(Recorded data)

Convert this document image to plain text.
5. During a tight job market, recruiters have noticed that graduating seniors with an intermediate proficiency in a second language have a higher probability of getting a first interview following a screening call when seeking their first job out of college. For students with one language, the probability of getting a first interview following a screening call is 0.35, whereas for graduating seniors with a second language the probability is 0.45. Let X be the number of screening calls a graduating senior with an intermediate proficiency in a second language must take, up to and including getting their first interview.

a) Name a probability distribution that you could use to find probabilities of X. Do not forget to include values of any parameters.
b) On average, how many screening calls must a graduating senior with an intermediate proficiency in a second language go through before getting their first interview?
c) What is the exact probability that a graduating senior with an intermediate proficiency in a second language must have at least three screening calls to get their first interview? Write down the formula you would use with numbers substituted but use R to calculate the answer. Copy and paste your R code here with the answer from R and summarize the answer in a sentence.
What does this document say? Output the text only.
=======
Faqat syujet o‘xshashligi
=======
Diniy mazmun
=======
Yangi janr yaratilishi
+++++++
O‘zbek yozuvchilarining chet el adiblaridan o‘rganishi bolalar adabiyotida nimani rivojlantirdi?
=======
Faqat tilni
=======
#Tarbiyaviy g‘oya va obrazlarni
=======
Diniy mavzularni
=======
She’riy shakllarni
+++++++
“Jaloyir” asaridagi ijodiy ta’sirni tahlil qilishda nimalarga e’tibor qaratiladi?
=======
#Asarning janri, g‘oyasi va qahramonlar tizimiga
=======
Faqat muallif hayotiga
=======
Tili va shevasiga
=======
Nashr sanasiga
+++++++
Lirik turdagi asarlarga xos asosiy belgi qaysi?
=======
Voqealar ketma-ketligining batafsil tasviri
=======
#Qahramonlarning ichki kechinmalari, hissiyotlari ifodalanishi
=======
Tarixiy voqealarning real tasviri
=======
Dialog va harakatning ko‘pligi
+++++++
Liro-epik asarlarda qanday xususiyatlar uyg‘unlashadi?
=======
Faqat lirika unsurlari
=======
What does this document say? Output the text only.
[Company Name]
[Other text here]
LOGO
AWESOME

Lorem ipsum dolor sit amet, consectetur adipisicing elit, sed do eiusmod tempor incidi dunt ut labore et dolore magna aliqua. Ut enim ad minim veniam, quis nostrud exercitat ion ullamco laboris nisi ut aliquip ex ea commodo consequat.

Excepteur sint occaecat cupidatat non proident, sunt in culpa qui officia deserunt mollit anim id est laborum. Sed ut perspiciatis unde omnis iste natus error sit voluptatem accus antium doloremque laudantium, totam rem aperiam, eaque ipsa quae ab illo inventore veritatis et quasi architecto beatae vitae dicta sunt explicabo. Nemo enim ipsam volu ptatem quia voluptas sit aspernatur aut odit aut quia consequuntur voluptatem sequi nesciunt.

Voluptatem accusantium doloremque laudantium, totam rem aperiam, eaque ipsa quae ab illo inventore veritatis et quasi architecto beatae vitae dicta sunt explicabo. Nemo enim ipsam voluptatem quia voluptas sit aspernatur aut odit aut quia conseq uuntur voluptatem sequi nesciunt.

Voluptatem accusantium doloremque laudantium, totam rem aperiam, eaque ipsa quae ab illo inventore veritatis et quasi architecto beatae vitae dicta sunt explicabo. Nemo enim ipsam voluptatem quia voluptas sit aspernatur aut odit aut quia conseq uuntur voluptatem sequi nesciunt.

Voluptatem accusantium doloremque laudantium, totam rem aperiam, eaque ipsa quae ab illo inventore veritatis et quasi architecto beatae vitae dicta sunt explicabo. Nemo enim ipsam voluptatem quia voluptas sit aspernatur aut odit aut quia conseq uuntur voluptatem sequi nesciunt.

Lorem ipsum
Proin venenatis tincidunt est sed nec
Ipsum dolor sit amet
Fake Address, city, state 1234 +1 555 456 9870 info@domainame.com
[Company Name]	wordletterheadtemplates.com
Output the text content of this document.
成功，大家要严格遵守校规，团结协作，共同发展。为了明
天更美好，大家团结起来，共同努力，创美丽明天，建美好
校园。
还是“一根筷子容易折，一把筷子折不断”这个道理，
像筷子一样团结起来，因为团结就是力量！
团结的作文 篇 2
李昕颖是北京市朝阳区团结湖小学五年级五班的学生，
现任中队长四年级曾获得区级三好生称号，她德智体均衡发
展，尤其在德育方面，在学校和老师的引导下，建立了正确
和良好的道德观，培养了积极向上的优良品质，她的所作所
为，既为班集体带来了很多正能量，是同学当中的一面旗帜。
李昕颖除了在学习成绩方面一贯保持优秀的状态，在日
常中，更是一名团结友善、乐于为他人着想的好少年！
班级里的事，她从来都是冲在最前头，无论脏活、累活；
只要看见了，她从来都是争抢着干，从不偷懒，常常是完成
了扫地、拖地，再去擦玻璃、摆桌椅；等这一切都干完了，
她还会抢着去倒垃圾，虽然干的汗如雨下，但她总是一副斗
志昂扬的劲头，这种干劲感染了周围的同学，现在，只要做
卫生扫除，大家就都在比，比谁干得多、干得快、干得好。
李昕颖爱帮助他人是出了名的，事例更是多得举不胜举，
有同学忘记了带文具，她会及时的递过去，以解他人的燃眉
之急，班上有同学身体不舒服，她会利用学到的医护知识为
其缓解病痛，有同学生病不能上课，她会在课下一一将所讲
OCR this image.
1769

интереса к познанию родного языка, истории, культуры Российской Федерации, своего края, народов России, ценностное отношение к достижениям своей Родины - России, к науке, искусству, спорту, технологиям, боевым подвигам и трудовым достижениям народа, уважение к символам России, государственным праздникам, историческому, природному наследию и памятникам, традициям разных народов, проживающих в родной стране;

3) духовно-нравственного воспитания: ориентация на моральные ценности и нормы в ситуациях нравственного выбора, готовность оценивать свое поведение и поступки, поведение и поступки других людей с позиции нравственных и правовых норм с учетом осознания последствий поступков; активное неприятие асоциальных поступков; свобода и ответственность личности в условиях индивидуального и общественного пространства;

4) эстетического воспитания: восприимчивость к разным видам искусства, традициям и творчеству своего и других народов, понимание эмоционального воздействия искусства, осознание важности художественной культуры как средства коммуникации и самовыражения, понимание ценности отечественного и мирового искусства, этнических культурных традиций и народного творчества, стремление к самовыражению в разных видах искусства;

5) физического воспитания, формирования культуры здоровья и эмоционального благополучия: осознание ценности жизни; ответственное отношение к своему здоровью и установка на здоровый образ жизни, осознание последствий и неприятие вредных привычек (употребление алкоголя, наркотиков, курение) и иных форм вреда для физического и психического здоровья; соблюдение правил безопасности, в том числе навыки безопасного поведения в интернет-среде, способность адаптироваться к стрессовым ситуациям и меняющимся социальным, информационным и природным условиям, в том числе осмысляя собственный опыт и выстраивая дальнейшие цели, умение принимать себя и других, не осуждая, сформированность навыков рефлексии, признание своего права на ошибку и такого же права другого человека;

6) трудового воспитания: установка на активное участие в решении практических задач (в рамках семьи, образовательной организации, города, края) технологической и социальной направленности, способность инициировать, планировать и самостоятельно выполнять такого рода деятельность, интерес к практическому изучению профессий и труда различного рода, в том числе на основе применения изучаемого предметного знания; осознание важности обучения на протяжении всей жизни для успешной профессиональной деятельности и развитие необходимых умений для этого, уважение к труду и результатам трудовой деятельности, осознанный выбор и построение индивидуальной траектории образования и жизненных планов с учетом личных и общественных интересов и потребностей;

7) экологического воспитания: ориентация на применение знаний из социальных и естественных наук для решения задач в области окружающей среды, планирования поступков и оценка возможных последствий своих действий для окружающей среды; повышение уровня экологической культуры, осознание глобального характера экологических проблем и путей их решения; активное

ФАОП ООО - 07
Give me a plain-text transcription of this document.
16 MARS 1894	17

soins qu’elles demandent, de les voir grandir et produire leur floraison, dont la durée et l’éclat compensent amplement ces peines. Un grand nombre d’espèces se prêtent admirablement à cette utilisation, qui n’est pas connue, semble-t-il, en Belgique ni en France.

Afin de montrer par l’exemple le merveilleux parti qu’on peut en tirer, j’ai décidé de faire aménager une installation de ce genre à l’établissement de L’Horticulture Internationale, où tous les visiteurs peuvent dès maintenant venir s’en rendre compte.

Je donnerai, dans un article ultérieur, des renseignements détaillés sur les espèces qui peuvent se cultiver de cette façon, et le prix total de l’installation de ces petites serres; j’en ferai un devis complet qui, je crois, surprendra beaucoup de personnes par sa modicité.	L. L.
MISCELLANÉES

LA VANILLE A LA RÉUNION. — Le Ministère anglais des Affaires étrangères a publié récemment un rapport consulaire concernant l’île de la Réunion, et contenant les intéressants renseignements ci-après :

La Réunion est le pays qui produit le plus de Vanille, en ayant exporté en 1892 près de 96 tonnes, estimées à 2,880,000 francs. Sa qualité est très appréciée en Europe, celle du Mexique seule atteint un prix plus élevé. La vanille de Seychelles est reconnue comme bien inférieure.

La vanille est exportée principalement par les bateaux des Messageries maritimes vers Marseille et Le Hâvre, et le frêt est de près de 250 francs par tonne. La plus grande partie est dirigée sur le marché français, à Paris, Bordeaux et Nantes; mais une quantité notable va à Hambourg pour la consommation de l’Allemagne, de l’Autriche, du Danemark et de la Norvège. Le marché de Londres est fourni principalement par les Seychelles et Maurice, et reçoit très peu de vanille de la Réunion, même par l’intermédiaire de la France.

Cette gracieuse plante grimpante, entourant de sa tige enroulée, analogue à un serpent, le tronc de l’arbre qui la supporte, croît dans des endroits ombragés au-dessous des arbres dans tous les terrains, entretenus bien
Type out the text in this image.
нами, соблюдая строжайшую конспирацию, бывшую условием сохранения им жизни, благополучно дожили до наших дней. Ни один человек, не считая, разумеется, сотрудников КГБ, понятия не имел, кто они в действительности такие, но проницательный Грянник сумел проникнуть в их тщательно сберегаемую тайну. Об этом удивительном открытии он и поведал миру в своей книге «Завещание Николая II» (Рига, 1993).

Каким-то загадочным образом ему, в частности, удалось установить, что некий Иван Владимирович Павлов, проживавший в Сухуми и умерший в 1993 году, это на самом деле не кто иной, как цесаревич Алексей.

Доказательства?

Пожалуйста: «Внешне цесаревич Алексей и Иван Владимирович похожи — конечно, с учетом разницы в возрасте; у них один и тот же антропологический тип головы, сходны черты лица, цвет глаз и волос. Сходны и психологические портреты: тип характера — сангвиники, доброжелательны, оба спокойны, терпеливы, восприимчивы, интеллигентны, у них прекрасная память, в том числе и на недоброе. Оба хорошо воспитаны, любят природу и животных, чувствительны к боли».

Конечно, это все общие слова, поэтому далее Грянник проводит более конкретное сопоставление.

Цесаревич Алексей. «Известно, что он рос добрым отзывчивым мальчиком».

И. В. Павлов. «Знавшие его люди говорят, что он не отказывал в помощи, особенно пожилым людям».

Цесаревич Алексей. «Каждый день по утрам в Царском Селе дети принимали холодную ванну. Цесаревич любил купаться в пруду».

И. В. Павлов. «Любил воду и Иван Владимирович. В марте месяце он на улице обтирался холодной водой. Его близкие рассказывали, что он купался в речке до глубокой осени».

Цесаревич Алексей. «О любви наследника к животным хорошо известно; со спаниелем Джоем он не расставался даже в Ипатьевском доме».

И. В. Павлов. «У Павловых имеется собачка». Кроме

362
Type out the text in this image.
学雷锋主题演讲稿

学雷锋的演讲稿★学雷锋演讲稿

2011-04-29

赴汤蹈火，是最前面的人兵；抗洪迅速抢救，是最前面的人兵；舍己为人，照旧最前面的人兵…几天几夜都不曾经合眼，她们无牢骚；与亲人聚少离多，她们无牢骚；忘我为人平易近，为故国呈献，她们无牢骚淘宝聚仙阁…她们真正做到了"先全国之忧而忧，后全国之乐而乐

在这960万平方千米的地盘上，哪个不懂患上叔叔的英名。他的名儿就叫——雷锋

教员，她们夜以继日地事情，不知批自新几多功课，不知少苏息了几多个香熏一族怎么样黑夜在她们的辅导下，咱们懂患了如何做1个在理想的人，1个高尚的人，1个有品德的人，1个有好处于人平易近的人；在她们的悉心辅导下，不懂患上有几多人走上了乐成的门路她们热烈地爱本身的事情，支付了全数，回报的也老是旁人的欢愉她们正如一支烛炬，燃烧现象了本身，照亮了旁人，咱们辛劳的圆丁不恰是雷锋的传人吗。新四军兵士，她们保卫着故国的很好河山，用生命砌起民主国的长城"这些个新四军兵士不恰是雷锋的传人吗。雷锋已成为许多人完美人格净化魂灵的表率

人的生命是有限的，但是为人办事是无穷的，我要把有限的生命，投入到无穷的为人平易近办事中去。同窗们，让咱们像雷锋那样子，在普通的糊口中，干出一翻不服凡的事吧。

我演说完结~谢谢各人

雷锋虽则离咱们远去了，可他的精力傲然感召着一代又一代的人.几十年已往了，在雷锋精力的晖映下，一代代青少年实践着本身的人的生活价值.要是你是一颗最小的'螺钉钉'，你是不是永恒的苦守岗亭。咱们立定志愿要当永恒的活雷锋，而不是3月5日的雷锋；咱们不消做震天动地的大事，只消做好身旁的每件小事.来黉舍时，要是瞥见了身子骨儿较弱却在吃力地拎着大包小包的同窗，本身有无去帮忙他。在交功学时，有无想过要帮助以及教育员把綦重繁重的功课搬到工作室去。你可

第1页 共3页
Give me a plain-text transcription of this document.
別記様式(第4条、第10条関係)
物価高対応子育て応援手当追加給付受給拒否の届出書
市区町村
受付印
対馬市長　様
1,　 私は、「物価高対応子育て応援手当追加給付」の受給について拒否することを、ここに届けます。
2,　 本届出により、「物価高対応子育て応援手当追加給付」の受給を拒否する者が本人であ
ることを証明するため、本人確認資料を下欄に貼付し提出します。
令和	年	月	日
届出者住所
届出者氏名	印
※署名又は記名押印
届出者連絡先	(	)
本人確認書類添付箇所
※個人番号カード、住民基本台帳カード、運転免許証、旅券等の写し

Task to carry out: In the entries above, find the lines containing the word "Грянник" and say how many there are, with no other words.

Solution to this problem: 2